* To do
Return all lines with the word "What" in them.

Dataset records
——————
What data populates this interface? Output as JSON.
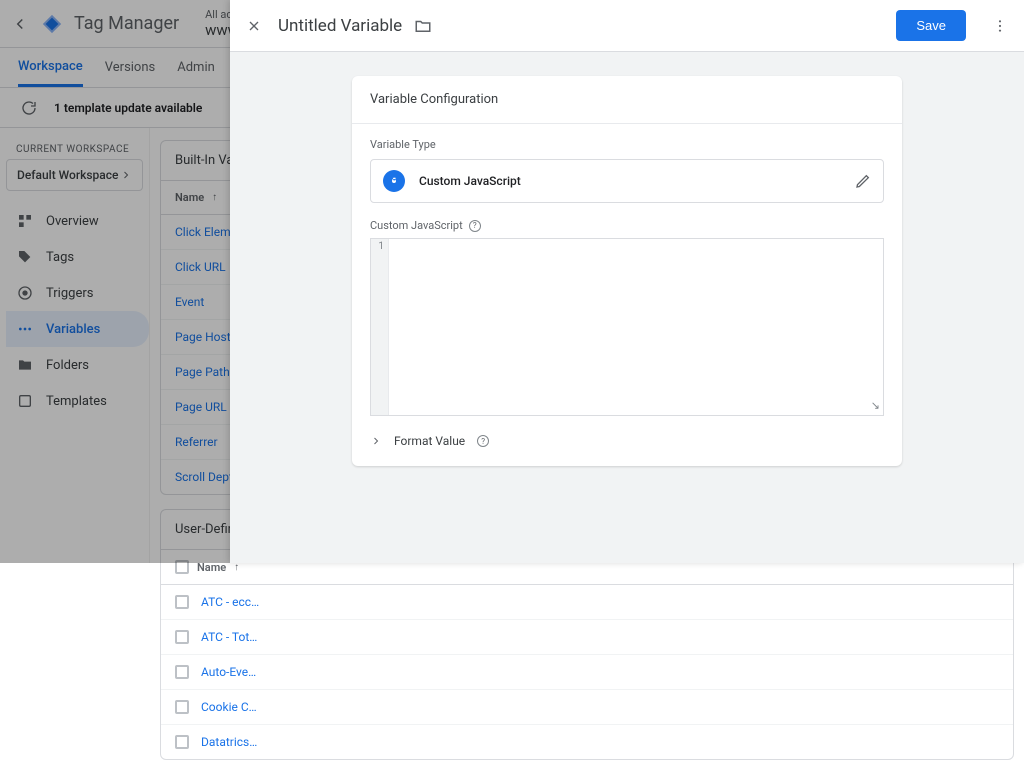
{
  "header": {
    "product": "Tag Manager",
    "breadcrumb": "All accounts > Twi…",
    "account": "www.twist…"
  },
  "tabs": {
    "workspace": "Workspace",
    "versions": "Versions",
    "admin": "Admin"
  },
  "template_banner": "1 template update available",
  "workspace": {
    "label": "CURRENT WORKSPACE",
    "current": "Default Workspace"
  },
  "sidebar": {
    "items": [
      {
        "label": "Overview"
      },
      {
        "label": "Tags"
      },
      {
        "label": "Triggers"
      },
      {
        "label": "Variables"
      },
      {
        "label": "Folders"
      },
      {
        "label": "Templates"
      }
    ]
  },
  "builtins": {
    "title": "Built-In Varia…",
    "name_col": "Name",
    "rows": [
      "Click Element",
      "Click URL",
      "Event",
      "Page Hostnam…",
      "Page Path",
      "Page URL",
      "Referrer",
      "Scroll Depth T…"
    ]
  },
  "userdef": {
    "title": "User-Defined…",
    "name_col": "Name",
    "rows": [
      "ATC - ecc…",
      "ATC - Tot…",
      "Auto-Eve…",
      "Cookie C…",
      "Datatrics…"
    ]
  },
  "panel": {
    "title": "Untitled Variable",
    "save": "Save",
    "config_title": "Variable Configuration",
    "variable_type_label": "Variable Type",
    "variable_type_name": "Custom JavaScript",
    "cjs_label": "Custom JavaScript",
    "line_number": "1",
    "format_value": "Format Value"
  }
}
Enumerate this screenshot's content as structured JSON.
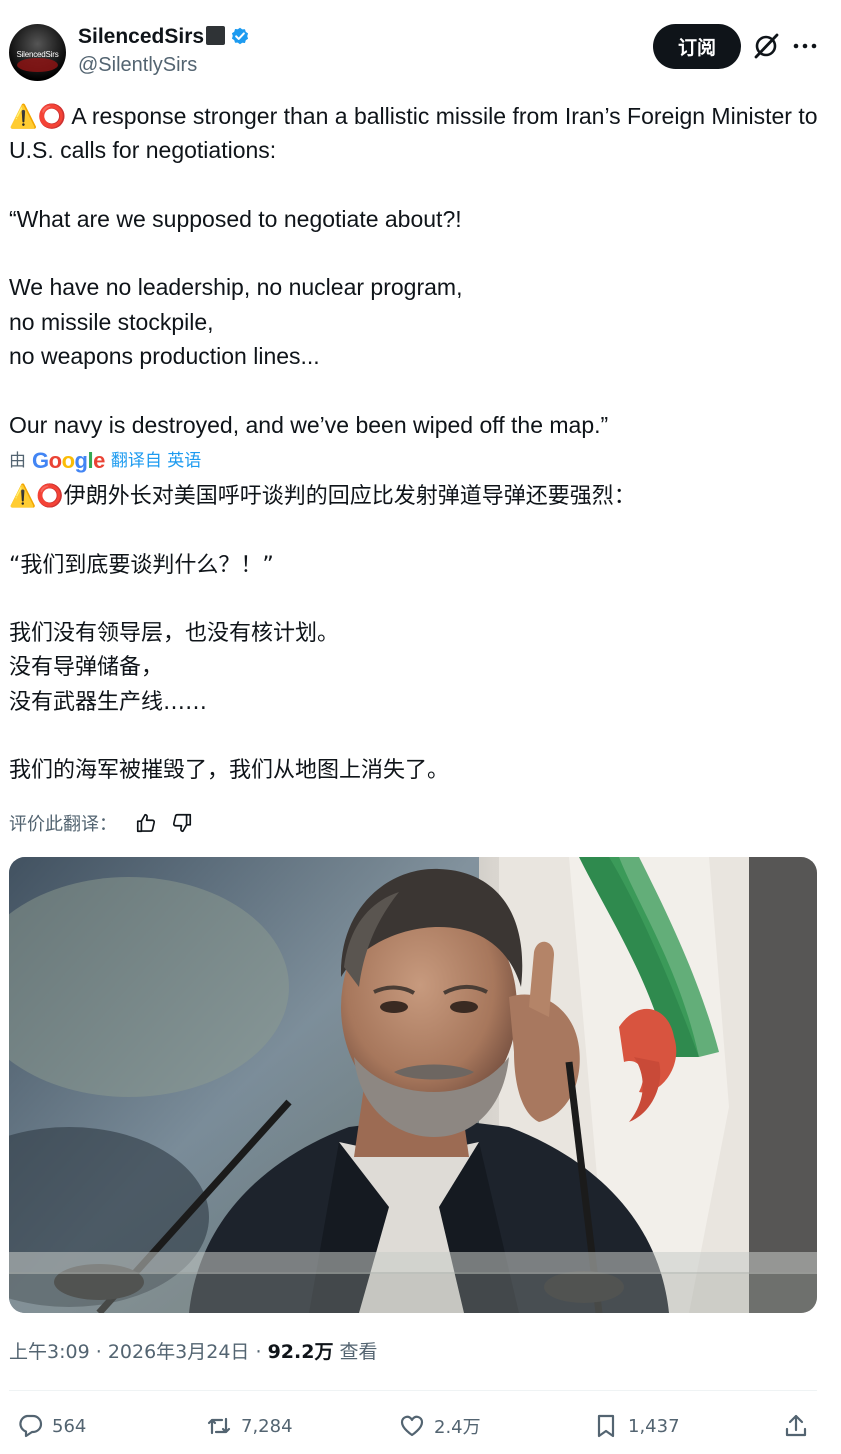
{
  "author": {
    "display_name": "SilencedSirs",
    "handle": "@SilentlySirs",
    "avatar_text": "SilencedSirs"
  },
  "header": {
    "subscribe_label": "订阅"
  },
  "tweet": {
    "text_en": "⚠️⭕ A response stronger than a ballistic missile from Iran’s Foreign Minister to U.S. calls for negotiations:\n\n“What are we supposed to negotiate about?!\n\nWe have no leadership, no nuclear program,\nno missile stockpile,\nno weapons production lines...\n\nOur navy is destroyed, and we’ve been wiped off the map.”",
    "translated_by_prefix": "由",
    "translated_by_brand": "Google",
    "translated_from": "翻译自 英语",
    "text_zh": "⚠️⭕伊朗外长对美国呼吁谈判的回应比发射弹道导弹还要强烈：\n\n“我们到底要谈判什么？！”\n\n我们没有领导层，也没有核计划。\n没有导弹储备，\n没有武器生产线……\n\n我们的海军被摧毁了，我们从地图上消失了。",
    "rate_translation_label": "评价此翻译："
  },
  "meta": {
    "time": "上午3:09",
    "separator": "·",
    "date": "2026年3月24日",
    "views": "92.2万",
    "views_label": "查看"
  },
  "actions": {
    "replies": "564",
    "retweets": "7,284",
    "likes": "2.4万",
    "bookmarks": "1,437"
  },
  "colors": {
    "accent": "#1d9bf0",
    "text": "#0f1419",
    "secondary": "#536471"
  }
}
——————
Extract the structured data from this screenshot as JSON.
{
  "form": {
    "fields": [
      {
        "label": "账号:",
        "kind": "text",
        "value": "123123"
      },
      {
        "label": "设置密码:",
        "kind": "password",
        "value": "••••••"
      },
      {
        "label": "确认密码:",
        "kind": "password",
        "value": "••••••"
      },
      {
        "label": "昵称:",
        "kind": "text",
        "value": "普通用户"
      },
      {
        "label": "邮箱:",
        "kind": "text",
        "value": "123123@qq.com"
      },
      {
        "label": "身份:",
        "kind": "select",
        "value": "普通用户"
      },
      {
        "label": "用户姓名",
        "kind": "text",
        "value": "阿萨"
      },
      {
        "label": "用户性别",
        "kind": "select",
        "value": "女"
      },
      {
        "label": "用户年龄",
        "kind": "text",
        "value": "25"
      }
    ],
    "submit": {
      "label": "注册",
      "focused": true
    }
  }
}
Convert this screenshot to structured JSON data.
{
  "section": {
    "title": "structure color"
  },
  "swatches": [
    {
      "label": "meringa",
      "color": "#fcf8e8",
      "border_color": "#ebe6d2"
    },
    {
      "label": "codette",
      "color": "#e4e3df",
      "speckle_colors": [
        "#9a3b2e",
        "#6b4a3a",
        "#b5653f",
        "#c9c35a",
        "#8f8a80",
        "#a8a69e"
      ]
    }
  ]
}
——————
* Result of the exercise
What data populates this interface? Output as JSON.
    "text_en": "⚠️⭕ A response stronger than a ballistic missile from Iran’s Foreign Minister to U.S. calls for negotiations:\n\n“What are we supposed to negotiate about?!\n\nWe have no leadership, no nuclear program,\nno missile stockpile,\nno weapons production lines...\n\nOur navy is destroyed, and we’ve been wiped off the map.”",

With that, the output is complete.